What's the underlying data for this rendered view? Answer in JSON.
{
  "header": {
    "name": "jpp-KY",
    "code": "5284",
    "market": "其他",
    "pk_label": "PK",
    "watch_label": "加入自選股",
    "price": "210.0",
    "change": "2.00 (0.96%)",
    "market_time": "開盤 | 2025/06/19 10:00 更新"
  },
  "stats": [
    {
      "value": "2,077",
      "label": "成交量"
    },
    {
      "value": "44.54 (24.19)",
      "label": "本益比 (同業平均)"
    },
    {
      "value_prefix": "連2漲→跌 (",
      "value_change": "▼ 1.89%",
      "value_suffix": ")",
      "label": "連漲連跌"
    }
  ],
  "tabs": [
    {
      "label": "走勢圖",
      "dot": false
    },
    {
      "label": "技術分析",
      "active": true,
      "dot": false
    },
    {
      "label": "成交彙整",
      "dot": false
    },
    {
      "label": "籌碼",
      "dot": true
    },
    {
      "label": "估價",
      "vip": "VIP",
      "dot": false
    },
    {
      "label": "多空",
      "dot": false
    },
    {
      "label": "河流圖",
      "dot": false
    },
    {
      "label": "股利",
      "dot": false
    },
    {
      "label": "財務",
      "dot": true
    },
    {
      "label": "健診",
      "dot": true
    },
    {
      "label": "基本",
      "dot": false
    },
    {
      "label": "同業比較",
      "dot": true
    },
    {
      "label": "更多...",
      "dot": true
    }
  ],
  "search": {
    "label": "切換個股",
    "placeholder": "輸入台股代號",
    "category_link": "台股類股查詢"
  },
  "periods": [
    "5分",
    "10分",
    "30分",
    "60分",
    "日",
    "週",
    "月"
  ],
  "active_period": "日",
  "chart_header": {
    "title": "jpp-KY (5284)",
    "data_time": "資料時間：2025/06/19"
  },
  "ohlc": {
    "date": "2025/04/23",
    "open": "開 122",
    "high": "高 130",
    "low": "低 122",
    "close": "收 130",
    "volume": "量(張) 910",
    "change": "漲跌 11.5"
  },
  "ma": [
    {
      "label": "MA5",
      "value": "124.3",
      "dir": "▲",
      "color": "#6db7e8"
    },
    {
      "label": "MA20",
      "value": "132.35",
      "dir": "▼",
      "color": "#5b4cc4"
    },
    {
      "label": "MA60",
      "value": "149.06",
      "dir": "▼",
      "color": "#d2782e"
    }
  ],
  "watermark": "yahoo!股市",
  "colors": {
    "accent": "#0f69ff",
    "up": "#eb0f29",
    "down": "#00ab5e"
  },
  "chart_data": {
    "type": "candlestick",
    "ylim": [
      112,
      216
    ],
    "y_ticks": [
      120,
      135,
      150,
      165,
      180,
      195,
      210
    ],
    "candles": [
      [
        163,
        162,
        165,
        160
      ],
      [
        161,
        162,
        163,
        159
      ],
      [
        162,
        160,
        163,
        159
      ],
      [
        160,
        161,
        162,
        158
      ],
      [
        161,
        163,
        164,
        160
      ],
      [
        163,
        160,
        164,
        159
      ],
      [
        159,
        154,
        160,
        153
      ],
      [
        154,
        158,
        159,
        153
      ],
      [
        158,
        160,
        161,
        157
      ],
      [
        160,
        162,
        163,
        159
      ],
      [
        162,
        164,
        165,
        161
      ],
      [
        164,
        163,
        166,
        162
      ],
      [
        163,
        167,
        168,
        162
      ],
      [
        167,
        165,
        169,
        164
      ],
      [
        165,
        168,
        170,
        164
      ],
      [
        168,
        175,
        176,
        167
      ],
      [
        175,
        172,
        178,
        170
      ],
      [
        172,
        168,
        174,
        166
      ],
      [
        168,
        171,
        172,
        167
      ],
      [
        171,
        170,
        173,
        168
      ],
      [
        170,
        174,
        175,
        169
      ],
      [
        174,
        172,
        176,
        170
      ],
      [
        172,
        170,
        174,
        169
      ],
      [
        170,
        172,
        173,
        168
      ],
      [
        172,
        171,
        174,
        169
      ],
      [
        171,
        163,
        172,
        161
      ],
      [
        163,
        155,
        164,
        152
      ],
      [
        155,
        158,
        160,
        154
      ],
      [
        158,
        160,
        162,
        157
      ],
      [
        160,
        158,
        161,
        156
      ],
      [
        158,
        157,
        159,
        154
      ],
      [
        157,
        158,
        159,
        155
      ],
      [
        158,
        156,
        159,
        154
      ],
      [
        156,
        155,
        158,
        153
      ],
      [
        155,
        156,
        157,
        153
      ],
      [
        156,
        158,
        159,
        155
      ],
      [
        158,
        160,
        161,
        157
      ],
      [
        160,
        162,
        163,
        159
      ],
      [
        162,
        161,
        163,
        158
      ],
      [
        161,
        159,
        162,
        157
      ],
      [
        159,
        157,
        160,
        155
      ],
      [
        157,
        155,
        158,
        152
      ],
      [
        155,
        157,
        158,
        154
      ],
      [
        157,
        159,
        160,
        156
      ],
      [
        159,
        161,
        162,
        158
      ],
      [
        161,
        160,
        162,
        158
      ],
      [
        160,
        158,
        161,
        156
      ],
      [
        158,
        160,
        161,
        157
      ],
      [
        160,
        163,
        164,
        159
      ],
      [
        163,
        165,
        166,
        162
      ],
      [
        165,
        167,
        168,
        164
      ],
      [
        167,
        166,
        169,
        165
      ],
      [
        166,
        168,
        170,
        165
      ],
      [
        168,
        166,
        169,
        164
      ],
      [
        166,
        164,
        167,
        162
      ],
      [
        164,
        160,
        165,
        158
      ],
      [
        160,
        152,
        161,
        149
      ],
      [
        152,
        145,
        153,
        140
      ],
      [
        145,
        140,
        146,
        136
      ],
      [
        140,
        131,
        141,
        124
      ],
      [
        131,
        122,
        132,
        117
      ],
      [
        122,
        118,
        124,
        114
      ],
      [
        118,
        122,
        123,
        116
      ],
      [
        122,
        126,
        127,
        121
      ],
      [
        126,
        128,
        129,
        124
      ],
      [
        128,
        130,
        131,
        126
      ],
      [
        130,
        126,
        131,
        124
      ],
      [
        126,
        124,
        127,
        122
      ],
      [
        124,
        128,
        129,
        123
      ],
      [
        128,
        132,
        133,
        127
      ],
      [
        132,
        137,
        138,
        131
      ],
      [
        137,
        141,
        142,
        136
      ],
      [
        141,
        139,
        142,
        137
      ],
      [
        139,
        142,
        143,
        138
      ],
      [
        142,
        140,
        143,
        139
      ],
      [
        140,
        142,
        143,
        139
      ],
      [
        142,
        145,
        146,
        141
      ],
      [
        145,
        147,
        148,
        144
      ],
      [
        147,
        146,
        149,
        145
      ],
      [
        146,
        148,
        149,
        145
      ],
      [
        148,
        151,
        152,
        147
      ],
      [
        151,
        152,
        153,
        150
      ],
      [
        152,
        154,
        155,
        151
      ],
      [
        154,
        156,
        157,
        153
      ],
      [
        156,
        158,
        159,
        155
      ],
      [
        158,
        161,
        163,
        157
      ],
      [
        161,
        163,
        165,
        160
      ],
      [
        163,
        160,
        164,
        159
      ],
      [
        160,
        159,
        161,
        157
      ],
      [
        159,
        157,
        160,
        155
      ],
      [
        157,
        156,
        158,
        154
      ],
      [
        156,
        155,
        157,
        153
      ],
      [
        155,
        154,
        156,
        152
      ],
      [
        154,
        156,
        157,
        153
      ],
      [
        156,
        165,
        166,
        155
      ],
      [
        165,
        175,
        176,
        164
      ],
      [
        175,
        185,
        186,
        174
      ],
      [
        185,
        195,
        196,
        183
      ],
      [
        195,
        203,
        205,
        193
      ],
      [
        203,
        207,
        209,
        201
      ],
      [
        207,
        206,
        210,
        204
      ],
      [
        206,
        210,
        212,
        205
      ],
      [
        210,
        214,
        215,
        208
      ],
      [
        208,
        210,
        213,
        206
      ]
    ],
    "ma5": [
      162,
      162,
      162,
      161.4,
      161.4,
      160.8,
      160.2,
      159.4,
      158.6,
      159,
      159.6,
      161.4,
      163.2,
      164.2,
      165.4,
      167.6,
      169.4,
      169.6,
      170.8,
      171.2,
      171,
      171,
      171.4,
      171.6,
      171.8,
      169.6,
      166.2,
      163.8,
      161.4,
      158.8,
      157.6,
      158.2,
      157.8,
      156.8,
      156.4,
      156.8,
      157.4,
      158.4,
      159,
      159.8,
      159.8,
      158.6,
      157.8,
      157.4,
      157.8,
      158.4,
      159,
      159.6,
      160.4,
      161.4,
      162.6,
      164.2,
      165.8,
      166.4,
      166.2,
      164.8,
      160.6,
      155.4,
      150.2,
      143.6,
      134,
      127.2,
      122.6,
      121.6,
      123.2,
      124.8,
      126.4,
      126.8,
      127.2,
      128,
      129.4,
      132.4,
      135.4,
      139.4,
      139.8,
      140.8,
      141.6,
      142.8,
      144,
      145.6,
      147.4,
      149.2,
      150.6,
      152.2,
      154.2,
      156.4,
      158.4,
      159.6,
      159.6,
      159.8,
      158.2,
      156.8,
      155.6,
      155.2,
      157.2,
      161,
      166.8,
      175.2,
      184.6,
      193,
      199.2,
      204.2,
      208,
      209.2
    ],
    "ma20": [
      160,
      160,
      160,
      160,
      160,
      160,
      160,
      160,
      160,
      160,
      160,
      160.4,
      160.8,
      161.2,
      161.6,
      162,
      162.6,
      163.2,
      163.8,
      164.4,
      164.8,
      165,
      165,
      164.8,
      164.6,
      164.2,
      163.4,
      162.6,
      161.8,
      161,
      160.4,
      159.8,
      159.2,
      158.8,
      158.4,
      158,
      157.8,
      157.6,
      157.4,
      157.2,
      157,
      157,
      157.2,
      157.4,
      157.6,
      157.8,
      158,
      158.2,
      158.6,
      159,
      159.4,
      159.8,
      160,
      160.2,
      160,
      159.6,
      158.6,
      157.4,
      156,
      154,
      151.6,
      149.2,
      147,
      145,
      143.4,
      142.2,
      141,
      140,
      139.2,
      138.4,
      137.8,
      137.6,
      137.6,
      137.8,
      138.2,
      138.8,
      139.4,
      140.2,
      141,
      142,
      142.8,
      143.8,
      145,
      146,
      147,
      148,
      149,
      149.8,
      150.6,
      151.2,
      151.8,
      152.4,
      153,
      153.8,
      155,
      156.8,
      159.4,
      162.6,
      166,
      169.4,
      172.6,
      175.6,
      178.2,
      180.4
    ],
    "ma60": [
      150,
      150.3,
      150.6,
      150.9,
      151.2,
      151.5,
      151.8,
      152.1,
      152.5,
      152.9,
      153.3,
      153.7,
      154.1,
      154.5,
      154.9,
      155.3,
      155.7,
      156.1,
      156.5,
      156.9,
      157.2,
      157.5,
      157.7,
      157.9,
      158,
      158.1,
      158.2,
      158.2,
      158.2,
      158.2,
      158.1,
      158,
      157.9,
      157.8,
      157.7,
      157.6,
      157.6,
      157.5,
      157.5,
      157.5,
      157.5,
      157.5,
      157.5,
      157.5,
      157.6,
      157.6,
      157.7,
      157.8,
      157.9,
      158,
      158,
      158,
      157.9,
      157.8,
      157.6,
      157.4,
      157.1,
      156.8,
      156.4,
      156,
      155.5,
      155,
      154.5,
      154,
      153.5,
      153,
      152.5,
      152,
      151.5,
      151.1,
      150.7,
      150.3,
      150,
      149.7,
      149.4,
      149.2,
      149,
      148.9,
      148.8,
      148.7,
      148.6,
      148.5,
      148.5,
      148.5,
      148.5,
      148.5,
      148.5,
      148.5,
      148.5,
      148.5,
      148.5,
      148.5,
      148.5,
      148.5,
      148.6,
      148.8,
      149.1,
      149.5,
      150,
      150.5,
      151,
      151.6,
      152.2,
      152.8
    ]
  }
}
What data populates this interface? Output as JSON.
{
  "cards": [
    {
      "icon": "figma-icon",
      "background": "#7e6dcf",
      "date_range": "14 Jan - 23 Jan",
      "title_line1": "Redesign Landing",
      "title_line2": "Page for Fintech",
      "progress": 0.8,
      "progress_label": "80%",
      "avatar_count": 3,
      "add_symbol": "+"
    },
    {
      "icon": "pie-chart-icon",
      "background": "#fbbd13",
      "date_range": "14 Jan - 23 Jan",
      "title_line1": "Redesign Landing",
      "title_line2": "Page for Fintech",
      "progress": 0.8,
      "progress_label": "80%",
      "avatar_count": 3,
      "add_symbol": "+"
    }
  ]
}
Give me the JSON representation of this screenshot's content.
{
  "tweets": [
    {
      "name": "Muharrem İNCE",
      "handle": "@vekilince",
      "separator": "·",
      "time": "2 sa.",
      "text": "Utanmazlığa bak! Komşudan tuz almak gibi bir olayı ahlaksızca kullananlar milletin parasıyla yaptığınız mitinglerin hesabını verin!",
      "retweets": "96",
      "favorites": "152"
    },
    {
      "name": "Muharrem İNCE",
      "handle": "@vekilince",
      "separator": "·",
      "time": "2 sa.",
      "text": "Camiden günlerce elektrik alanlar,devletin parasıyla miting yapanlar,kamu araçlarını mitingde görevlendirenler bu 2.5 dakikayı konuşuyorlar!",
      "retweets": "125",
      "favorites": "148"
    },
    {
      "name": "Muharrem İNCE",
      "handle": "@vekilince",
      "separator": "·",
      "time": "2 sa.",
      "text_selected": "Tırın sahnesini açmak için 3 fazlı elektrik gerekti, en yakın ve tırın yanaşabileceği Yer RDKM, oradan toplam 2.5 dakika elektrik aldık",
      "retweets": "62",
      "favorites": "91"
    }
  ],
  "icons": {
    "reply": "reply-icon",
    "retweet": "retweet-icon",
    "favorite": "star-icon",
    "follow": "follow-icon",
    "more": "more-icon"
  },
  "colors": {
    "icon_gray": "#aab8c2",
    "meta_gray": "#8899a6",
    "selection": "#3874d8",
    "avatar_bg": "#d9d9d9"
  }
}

★ ★ ★

Task objective :: Return the lines from the line containing "What data populates" to the end of the entries above, exactly as they appear and with no other output.

Solved exercise ::
What data populates this interface? Output as JSON.
{
  "cards": [
    {
      "icon": "figma-icon",
      "background": "#7e6dcf",
      "date_range": "14 Jan - 23 Jan",
      "title_line1": "Redesign Landing",
      "title_line2": "Page for Fintech",
      "progress": 0.8,
      "progress_label": "80%",
      "avatar_count": 3,
      "add_symbol": "+"
    },
    {
      "icon": "pie-chart-icon",
      "background": "#fbbd13",
      "date_range": "14 Jan - 23 Jan",
      "title_line1": "Redesign Landing",
      "title_line2": "Page for Fintech",
      "progress": 0.8,
      "progress_label": "80%",
      "avatar_count": 3,
      "add_symbol": "+"
    }
  ]
}
Give me the JSON representation of this screenshot's content.
{
  "tweets": [
    {
      "name": "Muharrem İNCE",
      "handle": "@vekilince",
      "separator": "·",
      "time": "2 sa.",
      "text": "Utanmazlığa bak! Komşudan tuz almak gibi bir olayı ahlaksızca kullananlar milletin parasıyla yaptığınız mitinglerin hesabını verin!",
      "retweets": "96",
      "favorites": "152"
    },
    {
      "name": "Muharrem İNCE",
      "handle": "@vekilince",
      "separator": "·",
      "time": "2 sa.",
      "text": "Camiden günlerce elektrik alanlar,devletin parasıyla miting yapanlar,kamu araçlarını mitingde görevlendirenler bu 2.5 dakikayı konuşuyorlar!",
      "retweets": "125",
      "favorites": "148"
    },
    {
      "name": "Muharrem İNCE",
      "handle": "@vekilince",
      "separator": "·",
      "time": "2 sa.",
      "text_selected": "Tırın sahnesini açmak için 3 fazlı elektrik gerekti, en yakın ve tırın yanaşabileceği Yer RDKM, oradan toplam 2.5 dakika elektrik aldık",
      "retweets": "62",
      "favorites": "91"
    }
  ],
  "icons": {
    "reply": "reply-icon",
    "retweet": "retweet-icon",
    "favorite": "star-icon",
    "follow": "follow-icon",
    "more": "more-icon"
  },
  "colors": {
    "icon_gray": "#aab8c2",
    "meta_gray": "#8899a6",
    "selection": "#3874d8",
    "avatar_bg": "#d9d9d9"
  }
}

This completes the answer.